EXERCISE: Copy every line of the material below word for word.

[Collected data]
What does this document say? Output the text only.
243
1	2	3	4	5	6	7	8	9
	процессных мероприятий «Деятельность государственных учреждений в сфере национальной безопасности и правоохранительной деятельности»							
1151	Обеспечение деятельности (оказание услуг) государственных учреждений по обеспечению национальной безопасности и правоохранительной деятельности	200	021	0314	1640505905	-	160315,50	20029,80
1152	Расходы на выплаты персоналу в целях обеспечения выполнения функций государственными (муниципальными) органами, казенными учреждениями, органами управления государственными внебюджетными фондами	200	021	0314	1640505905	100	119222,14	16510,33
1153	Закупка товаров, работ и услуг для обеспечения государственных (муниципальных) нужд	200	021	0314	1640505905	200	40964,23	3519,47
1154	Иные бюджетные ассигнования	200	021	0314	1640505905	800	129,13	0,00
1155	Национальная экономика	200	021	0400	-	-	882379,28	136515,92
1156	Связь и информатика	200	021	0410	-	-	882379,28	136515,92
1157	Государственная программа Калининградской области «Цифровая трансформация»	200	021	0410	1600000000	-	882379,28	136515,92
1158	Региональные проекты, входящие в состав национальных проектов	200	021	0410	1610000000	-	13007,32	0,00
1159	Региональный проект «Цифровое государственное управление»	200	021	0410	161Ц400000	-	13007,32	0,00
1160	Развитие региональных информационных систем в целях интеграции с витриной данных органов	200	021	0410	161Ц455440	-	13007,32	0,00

SOLUTION TO THIS PROBLEM:
What does this document say? Output the text only.
243
1	2	3	4	5	6	7	8	9
	процессных мероприятий «Деятельность государственных учреждений в сфере национальной безопасности и правоохранительной деятельности»							
1151	Обеспечение деятельности (оказание услуг) государственных учреждений по обеспечению национальной безопасности и правоохранительной деятельности	200	021	0314	1640505905	-	160315,50	20029,80
1152	Расходы на выплаты персоналу в целях обеспечения выполнения функций государственными (муниципальными) органами, казенными учреждениями, органами управления государственными внебюджетными фондами	200	021	0314	1640505905	100	119222,14	16510,33
1153	Закупка товаров, работ и услуг для обеспечения государственных (муниципальных) нужд	200	021	0314	1640505905	200	40964,23	3519,47
1154	Иные бюджетные ассигнования	200	021	0314	1640505905	800	129,13	0,00
1155	Национальная экономика	200	021	0400	-	-	882379,28	136515,92
1156	Связь и информатика	200	021	0410	-	-	882379,28	136515,92
1157	Государственная программа Калининградской области «Цифровая трансформация»	200	021	0410	1600000000	-	882379,28	136515,92
1158	Региональные проекты, входящие в состав национальных проектов	200	021	0410	1610000000	-	13007,32	0,00
1159	Региональный проект «Цифровое государственное управление»	200	021	0410	161Ц400000	-	13007,32	0,00
1160	Развитие региональных информационных систем в целях интеграции с витриной данных органов	200	021	0410	161Ц455440	-	13007,32	0,00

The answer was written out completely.